• [EXERCISE DESCRIPTION]:
Search the listing below for the string "subscript" and copy every line where it occurs.

(Lines of data)
------

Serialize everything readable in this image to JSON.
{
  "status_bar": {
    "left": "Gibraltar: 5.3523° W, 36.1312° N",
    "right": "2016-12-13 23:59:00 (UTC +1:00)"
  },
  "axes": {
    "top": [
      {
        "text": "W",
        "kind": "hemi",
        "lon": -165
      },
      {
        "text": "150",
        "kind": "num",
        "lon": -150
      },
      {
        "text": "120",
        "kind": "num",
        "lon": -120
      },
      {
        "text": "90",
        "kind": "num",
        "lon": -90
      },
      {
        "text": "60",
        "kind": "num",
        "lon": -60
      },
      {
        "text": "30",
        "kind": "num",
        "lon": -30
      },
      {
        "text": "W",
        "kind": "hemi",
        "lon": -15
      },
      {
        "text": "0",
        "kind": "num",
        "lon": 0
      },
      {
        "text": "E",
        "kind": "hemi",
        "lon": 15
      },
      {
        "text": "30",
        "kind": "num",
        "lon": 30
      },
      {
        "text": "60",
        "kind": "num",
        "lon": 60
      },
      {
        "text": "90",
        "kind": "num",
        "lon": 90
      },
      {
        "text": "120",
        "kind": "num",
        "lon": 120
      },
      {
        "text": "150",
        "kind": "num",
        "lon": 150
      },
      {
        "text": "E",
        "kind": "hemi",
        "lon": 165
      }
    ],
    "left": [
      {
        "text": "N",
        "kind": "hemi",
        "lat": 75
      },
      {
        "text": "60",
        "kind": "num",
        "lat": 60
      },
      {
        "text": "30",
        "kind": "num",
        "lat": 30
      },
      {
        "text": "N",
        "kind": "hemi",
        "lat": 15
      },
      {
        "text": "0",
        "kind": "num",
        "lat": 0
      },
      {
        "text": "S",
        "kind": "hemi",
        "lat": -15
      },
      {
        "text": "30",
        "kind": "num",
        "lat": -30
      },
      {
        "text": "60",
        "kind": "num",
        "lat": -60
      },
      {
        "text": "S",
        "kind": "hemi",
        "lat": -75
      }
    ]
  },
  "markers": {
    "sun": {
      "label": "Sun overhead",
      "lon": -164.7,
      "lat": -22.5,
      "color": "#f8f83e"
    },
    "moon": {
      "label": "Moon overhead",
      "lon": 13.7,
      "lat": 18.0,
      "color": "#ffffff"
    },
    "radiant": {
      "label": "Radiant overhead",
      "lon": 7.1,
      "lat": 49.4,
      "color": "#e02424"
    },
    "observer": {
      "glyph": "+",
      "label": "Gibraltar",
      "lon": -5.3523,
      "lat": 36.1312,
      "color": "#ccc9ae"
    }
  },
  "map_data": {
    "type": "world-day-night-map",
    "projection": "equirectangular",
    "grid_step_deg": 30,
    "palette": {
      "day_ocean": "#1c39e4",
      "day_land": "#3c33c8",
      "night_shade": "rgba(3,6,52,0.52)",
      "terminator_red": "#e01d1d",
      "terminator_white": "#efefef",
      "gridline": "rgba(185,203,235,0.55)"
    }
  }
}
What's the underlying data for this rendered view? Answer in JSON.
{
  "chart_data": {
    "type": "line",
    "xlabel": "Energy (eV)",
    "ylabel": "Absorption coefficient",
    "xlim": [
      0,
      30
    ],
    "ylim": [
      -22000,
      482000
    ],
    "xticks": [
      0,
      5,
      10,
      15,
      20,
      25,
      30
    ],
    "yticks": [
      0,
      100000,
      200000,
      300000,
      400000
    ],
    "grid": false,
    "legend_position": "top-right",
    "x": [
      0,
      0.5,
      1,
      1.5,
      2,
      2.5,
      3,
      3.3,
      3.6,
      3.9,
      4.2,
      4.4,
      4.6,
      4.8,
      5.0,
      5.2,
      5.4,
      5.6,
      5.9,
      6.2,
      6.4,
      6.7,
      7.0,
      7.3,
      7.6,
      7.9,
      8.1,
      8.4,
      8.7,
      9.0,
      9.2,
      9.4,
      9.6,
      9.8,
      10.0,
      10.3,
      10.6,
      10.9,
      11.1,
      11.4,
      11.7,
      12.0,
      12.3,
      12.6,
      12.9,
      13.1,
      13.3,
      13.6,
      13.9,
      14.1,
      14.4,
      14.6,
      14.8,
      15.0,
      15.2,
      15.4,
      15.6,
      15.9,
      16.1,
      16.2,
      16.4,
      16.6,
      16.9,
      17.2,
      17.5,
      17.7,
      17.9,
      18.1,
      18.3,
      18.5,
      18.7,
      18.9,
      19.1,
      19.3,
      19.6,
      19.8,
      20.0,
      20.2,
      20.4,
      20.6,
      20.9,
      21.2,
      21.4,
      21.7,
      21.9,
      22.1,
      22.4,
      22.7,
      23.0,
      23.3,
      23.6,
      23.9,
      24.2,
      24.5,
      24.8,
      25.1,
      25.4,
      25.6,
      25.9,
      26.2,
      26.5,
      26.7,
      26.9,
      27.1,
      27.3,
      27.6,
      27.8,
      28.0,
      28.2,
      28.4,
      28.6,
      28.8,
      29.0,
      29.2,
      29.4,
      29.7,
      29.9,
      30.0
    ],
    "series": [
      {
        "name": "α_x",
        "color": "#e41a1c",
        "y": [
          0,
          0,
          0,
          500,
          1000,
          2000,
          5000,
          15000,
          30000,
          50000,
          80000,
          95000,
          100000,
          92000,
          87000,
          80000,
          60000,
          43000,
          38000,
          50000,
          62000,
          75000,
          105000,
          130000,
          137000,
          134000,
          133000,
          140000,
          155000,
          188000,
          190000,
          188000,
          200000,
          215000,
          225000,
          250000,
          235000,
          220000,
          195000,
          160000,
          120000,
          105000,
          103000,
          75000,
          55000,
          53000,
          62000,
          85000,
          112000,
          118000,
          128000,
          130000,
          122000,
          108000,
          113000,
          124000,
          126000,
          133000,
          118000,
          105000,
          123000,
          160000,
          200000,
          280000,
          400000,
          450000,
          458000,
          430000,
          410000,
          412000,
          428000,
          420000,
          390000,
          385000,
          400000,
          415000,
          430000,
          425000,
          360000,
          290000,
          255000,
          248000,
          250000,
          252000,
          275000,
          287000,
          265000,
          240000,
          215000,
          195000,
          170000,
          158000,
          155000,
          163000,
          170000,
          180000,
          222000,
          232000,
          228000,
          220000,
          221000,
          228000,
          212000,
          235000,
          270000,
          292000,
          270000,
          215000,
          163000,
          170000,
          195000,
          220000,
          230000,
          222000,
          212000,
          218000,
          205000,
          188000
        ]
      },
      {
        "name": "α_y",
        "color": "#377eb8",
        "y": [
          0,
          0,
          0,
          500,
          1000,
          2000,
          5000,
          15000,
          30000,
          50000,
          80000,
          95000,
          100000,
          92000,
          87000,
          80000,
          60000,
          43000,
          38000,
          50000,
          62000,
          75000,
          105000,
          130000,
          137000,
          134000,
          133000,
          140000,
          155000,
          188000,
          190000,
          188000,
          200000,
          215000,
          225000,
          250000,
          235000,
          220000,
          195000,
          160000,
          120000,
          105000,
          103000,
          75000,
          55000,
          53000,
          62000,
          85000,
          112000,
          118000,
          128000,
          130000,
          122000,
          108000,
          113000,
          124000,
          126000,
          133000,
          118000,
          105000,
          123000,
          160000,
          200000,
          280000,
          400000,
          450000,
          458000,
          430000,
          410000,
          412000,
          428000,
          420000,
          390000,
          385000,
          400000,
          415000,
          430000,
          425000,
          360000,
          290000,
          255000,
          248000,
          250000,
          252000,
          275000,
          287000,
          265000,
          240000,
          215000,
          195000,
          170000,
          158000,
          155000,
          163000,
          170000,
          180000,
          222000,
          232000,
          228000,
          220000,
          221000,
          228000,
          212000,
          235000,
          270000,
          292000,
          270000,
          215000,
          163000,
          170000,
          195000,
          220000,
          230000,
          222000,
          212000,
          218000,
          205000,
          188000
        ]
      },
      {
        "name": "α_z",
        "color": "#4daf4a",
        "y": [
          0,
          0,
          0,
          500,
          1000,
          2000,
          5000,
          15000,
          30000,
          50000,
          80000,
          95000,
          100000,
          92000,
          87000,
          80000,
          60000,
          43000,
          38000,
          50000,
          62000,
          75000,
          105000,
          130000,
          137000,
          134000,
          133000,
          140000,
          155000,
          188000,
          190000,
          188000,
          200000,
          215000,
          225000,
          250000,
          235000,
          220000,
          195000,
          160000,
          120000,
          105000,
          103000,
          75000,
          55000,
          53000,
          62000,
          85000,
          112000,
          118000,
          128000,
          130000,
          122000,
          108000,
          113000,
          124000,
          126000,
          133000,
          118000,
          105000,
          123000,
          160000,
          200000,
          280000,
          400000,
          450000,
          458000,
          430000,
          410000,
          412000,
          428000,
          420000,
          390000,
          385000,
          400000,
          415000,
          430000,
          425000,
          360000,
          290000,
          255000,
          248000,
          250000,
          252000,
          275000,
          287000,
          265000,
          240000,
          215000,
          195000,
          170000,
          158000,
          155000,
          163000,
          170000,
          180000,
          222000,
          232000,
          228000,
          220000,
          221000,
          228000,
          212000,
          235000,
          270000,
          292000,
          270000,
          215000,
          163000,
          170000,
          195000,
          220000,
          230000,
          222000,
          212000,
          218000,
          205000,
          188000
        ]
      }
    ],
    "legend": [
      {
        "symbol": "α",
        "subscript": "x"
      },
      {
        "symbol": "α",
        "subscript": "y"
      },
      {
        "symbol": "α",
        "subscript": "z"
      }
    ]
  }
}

------

• [WRITTEN REPLY]:
        "subscript": "x"
        "subscript": "y"
        "subscript": "z"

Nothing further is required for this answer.